───── Data excerpts
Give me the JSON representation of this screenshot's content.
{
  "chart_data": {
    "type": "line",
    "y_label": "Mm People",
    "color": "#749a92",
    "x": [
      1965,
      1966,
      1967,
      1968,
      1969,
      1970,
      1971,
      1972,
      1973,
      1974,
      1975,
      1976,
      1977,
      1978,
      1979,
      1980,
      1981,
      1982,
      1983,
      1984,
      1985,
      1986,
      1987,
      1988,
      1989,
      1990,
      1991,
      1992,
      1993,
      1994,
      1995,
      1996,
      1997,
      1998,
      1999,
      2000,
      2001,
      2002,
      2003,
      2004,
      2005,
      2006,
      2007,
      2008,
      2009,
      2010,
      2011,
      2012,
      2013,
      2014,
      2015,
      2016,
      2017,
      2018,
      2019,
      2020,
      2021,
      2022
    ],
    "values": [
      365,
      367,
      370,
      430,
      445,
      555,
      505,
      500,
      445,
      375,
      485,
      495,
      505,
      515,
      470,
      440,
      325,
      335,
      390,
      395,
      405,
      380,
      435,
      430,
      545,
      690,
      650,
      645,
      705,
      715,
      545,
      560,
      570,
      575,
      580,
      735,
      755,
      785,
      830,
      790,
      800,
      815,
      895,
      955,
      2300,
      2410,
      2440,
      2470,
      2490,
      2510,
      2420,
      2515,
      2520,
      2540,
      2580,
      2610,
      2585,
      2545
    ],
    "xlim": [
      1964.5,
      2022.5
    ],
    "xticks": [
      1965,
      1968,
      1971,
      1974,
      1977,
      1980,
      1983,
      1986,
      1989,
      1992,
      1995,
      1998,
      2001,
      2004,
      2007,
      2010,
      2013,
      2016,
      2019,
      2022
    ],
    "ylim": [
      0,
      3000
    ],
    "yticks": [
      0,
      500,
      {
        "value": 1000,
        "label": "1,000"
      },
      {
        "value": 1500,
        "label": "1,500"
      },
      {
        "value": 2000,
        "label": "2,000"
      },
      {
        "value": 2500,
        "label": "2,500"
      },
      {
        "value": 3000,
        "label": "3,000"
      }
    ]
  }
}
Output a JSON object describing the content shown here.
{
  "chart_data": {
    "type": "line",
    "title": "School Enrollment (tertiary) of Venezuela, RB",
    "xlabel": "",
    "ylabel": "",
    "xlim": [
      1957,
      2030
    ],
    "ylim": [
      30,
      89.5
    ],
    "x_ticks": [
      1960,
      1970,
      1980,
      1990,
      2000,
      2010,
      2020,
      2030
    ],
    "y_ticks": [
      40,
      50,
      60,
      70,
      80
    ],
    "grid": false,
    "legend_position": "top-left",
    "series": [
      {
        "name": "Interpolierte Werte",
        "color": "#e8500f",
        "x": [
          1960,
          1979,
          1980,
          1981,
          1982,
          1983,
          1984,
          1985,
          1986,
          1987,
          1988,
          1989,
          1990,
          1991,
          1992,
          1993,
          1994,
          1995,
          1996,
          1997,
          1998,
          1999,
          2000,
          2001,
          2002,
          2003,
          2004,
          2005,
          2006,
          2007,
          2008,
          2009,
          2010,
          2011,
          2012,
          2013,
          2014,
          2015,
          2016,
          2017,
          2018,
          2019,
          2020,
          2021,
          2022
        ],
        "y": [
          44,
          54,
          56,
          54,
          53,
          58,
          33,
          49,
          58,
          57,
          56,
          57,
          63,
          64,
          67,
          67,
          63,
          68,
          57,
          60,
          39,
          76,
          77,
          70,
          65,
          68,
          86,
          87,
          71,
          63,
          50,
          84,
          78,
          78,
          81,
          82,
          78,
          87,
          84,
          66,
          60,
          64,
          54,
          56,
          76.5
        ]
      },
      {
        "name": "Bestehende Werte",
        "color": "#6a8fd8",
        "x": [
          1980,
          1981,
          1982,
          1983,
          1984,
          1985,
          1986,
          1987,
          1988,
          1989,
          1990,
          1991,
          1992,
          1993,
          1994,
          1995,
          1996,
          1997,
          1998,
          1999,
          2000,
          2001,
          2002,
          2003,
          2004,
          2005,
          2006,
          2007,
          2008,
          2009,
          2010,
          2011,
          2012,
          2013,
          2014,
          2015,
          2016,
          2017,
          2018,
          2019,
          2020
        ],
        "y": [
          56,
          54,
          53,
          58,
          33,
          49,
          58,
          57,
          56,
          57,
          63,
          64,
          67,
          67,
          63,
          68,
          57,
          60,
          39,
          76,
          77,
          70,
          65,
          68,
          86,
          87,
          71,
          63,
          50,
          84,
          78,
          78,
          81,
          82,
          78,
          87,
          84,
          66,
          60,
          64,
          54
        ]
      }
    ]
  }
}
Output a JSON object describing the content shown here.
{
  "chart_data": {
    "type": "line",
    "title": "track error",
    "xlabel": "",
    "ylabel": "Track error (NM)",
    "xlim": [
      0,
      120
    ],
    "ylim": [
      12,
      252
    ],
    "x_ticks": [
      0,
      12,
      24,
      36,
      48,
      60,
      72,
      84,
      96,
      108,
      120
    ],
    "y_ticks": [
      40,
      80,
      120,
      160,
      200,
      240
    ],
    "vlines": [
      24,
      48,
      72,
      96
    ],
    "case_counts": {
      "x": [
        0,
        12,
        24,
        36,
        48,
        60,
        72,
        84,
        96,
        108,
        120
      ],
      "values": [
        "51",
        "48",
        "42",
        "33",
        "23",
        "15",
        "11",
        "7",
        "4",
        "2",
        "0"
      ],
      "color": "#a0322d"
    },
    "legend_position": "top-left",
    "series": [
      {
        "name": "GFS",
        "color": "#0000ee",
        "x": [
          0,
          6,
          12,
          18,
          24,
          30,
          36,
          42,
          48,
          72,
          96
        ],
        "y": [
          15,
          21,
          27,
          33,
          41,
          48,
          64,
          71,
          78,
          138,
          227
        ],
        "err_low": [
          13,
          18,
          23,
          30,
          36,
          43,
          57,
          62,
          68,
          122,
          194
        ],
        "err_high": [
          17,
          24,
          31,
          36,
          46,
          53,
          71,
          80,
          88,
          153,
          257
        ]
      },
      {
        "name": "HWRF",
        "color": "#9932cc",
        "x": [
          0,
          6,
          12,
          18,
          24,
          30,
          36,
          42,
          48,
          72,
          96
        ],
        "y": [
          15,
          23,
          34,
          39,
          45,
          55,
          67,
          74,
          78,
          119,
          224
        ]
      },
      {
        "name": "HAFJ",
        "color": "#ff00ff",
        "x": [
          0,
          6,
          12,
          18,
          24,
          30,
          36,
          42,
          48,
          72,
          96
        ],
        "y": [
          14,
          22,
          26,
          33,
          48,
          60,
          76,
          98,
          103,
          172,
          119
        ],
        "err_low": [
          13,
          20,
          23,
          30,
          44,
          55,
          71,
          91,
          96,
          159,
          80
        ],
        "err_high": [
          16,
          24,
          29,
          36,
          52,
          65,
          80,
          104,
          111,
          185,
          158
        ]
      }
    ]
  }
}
──────────
Given exercise –
Reproduce every line of the data verbatim.

Expected answer –
Give me the JSON representation of this screenshot's content.
{
  "chart_data": {
    "type": "line",
    "y_label": "Mm People",
    "color": "#749a92",
    "x": [
      1965,
      1966,
      1967,
      1968,
      1969,
      1970,
      1971,
      1972,
      1973,
      1974,
      1975,
      1976,
      1977,
      1978,
      1979,
      1980,
      1981,
      1982,
      1983,
      1984,
      1985,
      1986,
      1987,
      1988,
      1989,
      1990,
      1991,
      1992,
      1993,
      1994,
      1995,
      1996,
      1997,
      1998,
      1999,
      2000,
      2001,
      2002,
      2003,
      2004,
      2005,
      2006,
      2007,
      2008,
      2009,
      2010,
      2011,
      2012,
      2013,
      2014,
      2015,
      2016,
      2017,
      2018,
      2019,
      2020,
      2021,
      2022
    ],
    "values": [
      365,
      367,
      370,
      430,
      445,
      555,
      505,
      500,
      445,
      375,
      485,
      495,
      505,
      515,
      470,
      440,
      325,
      335,
      390,
      395,
      405,
      380,
      435,
      430,
      545,
      690,
      650,
      645,
      705,
      715,
      545,
      560,
      570,
      575,
      580,
      735,
      755,
      785,
      830,
      790,
      800,
      815,
      895,
      955,
      2300,
      2410,
      2440,
      2470,
      2490,
      2510,
      2420,
      2515,
      2520,
      2540,
      2580,
      2610,
      2585,
      2545
    ],
    "xlim": [
      1964.5,
      2022.5
    ],
    "xticks": [
      1965,
      1968,
      1971,
      1974,
      1977,
      1980,
      1983,
      1986,
      1989,
      1992,
      1995,
      1998,
      2001,
      2004,
      2007,
      2010,
      2013,
      2016,
      2019,
      2022
    ],
    "ylim": [
      0,
      3000
    ],
    "yticks": [
      0,
      500,
      {
        "value": 1000,
        "label": "1,000"
      },
      {
        "value": 1500,
        "label": "1,500"
      },
      {
        "value": 2000,
        "label": "2,000"
      },
      {
        "value": 2500,
        "label": "2,500"
      },
      {
        "value": 3000,
        "label": "3,000"
      }
    ]
  }
}
Output a JSON object describing the content shown here.
{
  "chart_data": {
    "type": "line",
    "title": "School Enrollment (tertiary) of Venezuela, RB",
    "xlabel": "",
    "ylabel": "",
    "xlim": [
      1957,
      2030
    ],
    "ylim": [
      30,
      89.5
    ],
    "x_ticks": [
      1960,
      1970,
      1980,
      1990,
      2000,
      2010,
      2020,
      2030
    ],
    "y_ticks": [
      40,
      50,
      60,
      70,
      80
    ],
    "grid": false,
    "legend_position": "top-left",
    "series": [
      {
        "name": "Interpolierte Werte",
        "color": "#e8500f",
        "x": [
          1960,
          1979,
          1980,
          1981,
          1982,
          1983,
          1984,
          1985,
          1986,
          1987,
          1988,
          1989,
          1990,
          1991,
          1992,
          1993,
          1994,
          1995,
          1996,
          1997,
          1998,
          1999,
          2000,
          2001,
          2002,
          2003,
          2004,
          2005,
          2006,
          2007,
          2008,
          2009,
          2010,
          2011,
          2012,
          2013,
          2014,
          2015,
          2016,
          2017,
          2018,
          2019,
          2020,
          2021,
          2022
        ],
        "y": [
          44,
          54,
          56,
          54,
          53,
          58,
          33,
          49,
          58,
          57,
          56,
          57,
          63,
          64,
          67,
          67,
          63,
          68,
          57,
          60,
          39,
          76,
          77,
          70,
          65,
          68,
          86,
          87,
          71,
          63,
          50,
          84,
          78,
          78,
          81,
          82,
          78,
          87,
          84,
          66,
          60,
          64,
          54,
          56,
          76.5
        ]
      },
      {
        "name": "Bestehende Werte",
        "color": "#6a8fd8",
        "x": [
          1980,
          1981,
          1982,
          1983,
          1984,
          1985,
          1986,
          1987,
          1988,
          1989,
          1990,
          1991,
          1992,
          1993,
          1994,
          1995,
          1996,
          1997,
          1998,
          1999,
          2000,
          2001,
          2002,
          2003,
          2004,
          2005,
          2006,
          2007,
          2008,
          2009,
          2010,
          2011,
          2012,
          2013,
          2014,
          2015,
          2016,
          2017,
          2018,
          2019,
          2020
        ],
        "y": [
          56,
          54,
          53,
          58,
          33,
          49,
          58,
          57,
          56,
          57,
          63,
          64,
          67,
          67,
          63,
          68,
          57,
          60,
          39,
          76,
          77,
          70,
          65,
          68,
          86,
          87,
          71,
          63,
          50,
          84,
          78,
          78,
          81,
          82,
          78,
          87,
          84,
          66,
          60,
          64,
          54
        ]
      }
    ]
  }
}
Output a JSON object describing the content shown here.
{
  "chart_data": {
    "type": "line",
    "title": "track error",
    "xlabel": "",
    "ylabel": "Track error (NM)",
    "xlim": [
      0,
      120
    ],
    "ylim": [
      12,
      252
    ],
    "x_ticks": [
      0,
      12,
      24,
      36,
      48,
      60,
      72,
      84,
      96,
      108,
      120
    ],
    "y_ticks": [
      40,
      80,
      120,
      160,
      200,
      240
    ],
    "vlines": [
      24,
      48,
      72,
      96
    ],
    "case_counts": {
      "x": [
        0,
        12,
        24,
        36,
        48,
        60,
        72,
        84,
        96,
        108,
        120
      ],
      "values": [
        "51",
        "48",
        "42",
        "33",
        "23",
        "15",
        "11",
        "7",
        "4",
        "2",
        "0"
      ],
      "color": "#a0322d"
    },
    "legend_position": "top-left",
    "series": [
      {
        "name": "GFS",
        "color": "#0000ee",
        "x": [
          0,
          6,
          12,
          18,
          24,
          30,
          36,
          42,
          48,
          72,
          96
        ],
        "y": [
          15,
          21,
          27,
          33,
          41,
          48,
          64,
          71,
          78,
          138,
          227
        ],
        "err_low": [
          13,
          18,
          23,
          30,
          36,
          43,
          57,
          62,
          68,
          122,
          194
        ],
        "err_high": [
          17,
          24,
          31,
          36,
          46,
          53,
          71,
          80,
          88,
          153,
          257
        ]
      },
      {
        "name": "HWRF",
        "color": "#9932cc",
        "x": [
          0,
          6,
          12,
          18,
          24,
          30,
          36,
          42,
          48,
          72,
          96
        ],
        "y": [
          15,
          23,
          34,
          39,
          45,
          55,
          67,
          74,
          78,
          119,
          224
        ]
      },
      {
        "name": "HAFJ",
        "color": "#ff00ff",
        "x": [
          0,
          6,
          12,
          18,
          24,
          30,
          36,
          42,
          48,
          72,
          96
        ],
        "y": [
          14,
          22,
          26,
          33,
          48,
          60,
          76,
          98,
          103,
          172,
          119
        ],
        "err_low": [
          13,
          20,
          23,
          30,
          44,
          55,
          71,
          91,
          96,
          159,
          80
        ],
        "err_high": [
          16,
          24,
          29,
          36,
          52,
          65,
          80,
          104,
          111,
          185,
          158
        ]
      }
    ]
  }
}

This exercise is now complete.